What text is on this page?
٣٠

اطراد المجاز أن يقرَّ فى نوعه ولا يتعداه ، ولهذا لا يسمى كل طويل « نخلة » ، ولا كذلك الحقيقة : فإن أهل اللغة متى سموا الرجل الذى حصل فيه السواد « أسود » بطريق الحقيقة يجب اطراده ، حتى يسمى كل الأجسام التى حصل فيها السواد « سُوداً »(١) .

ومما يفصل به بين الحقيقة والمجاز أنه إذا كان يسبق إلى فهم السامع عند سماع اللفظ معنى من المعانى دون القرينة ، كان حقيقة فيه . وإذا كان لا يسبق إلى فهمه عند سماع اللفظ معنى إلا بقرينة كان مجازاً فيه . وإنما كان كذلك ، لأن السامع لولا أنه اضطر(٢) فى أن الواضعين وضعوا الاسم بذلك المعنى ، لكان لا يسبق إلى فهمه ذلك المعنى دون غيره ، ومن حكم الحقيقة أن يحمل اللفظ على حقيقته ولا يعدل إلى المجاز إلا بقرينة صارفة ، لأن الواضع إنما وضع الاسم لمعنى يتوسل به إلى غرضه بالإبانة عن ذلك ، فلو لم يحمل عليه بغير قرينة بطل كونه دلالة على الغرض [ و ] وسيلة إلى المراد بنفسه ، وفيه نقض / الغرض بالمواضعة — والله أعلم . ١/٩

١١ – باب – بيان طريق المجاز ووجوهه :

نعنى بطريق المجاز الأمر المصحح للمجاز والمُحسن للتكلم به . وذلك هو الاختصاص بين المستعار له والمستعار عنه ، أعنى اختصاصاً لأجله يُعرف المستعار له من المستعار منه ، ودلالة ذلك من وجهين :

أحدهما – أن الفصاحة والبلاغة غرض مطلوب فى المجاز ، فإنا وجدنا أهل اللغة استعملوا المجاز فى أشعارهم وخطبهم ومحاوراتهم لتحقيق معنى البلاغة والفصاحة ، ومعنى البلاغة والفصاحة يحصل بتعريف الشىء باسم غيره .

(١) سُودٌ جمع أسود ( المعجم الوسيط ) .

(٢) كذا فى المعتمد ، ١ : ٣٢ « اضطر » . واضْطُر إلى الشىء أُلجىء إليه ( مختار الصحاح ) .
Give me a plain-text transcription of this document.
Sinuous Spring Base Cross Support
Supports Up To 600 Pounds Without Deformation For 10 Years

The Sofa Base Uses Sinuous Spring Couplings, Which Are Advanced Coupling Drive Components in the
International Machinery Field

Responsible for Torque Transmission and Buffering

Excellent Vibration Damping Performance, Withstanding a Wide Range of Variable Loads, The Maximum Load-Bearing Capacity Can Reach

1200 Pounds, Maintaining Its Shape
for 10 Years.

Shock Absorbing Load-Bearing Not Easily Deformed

= = = = =

THE REQUEST
Restate every entry word for word.

RESPONSE TO THE EXERCISE
What text is on this page?
٣٠

اطراد المجاز أن يقرَّ فى نوعه ولا يتعداه ، ولهذا لا يسمى كل طويل « نخلة » ، ولا كذلك الحقيقة : فإن أهل اللغة متى سموا الرجل الذى حصل فيه السواد « أسود » بطريق الحقيقة يجب اطراده ، حتى يسمى كل الأجسام التى حصل فيها السواد « سُوداً »(١) .

ومما يفصل به بين الحقيقة والمجاز أنه إذا كان يسبق إلى فهم السامع عند سماع اللفظ معنى من المعانى دون القرينة ، كان حقيقة فيه . وإذا كان لا يسبق إلى فهمه عند سماع اللفظ معنى إلا بقرينة كان مجازاً فيه . وإنما كان كذلك ، لأن السامع لولا أنه اضطر(٢) فى أن الواضعين وضعوا الاسم بذلك المعنى ، لكان لا يسبق إلى فهمه ذلك المعنى دون غيره ، ومن حكم الحقيقة أن يحمل اللفظ على حقيقته ولا يعدل إلى المجاز إلا بقرينة صارفة ، لأن الواضع إنما وضع الاسم لمعنى يتوسل به إلى غرضه بالإبانة عن ذلك ، فلو لم يحمل عليه بغير قرينة بطل كونه دلالة على الغرض [ و ] وسيلة إلى المراد بنفسه ، وفيه نقض / الغرض بالمواضعة — والله أعلم . ١/٩

١١ – باب – بيان طريق المجاز ووجوهه :

نعنى بطريق المجاز الأمر المصحح للمجاز والمُحسن للتكلم به . وذلك هو الاختصاص بين المستعار له والمستعار عنه ، أعنى اختصاصاً لأجله يُعرف المستعار له من المستعار منه ، ودلالة ذلك من وجهين :

أحدهما – أن الفصاحة والبلاغة غرض مطلوب فى المجاز ، فإنا وجدنا أهل اللغة استعملوا المجاز فى أشعارهم وخطبهم ومحاوراتهم لتحقيق معنى البلاغة والفصاحة ، ومعنى البلاغة والفصاحة يحصل بتعريف الشىء باسم غيره .

(١) سُودٌ جمع أسود ( المعجم الوسيط ) .

(٢) كذا فى المعتمد ، ١ : ٣٢ « اضطر » . واضْطُر إلى الشىء أُلجىء إليه ( مختار الصحاح ) .
Give me a plain-text transcription of this document.
Sinuous Spring Base Cross Support
Supports Up To 600 Pounds Without Deformation For 10 Years

The Sofa Base Uses Sinuous Spring Couplings, Which Are Advanced Coupling Drive Components in the
International Machinery Field

Responsible for Torque Transmission and Buffering

Excellent Vibration Damping Performance, Withstanding a Wide Range of Variable Loads, The Maximum Load-Bearing Capacity Can Reach

1200 Pounds, Maintaining Its Shape
for 10 Years.

Shock Absorbing Load-Bearing Not Easily Deformed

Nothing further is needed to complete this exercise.